(Records about charts and figures)
+ + +

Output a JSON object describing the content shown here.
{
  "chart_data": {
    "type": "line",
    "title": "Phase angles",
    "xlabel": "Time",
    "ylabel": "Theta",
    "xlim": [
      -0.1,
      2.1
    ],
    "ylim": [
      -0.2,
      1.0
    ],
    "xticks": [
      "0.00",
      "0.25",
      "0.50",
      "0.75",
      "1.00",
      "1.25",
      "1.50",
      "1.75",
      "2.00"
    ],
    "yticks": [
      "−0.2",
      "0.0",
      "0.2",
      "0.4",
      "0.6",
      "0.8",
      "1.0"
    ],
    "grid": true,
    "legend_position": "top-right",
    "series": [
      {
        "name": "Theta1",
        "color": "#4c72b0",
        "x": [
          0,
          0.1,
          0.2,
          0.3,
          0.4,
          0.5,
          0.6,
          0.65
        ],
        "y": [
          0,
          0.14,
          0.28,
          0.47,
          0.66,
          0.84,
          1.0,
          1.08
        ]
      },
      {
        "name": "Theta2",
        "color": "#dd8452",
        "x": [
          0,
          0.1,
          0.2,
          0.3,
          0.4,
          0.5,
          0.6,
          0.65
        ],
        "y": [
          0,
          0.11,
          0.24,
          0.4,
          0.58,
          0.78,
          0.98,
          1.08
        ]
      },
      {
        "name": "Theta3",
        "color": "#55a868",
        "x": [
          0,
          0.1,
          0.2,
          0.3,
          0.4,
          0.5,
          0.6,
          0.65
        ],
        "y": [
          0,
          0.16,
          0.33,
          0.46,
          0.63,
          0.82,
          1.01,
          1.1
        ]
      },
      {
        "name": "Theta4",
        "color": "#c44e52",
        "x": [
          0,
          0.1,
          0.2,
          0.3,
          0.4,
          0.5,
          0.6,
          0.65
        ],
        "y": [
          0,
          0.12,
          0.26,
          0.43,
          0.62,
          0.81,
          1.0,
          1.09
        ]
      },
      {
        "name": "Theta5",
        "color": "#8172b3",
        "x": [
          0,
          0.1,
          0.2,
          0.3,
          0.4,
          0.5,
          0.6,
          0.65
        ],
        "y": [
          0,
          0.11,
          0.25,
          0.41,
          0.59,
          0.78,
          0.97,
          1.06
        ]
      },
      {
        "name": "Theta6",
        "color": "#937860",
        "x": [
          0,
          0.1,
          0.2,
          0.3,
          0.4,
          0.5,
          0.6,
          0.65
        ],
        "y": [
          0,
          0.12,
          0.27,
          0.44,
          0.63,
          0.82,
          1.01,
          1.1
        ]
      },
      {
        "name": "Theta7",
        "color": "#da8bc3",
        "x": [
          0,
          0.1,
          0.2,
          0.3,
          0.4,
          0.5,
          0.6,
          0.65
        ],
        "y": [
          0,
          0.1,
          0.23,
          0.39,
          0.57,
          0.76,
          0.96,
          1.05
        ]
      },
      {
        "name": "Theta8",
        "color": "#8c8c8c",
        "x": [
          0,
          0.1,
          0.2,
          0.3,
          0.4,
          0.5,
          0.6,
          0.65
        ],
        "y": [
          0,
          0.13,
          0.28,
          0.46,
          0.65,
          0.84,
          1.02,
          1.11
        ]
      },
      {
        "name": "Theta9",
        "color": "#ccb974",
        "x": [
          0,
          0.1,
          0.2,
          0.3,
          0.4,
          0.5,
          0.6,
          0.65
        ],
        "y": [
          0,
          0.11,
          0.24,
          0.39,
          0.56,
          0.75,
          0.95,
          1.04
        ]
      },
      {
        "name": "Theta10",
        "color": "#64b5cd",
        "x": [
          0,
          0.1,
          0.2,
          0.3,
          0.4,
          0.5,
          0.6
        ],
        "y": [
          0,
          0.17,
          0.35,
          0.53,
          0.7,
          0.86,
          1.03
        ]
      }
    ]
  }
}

+ + +

## Written problem
Make a list of all lines in the data that contain "color".

## Solution to this exercise
        "color": "#4c72b0",
        "color": "#dd8452",
        "color": "#55a868",
        "color": "#c44e52",
        "color": "#8172b3",
        "color": "#937860",
        "color": "#da8bc3",
        "color": "#8c8c8c",
        "color": "#ccb974",
        "color": "#64b5cd",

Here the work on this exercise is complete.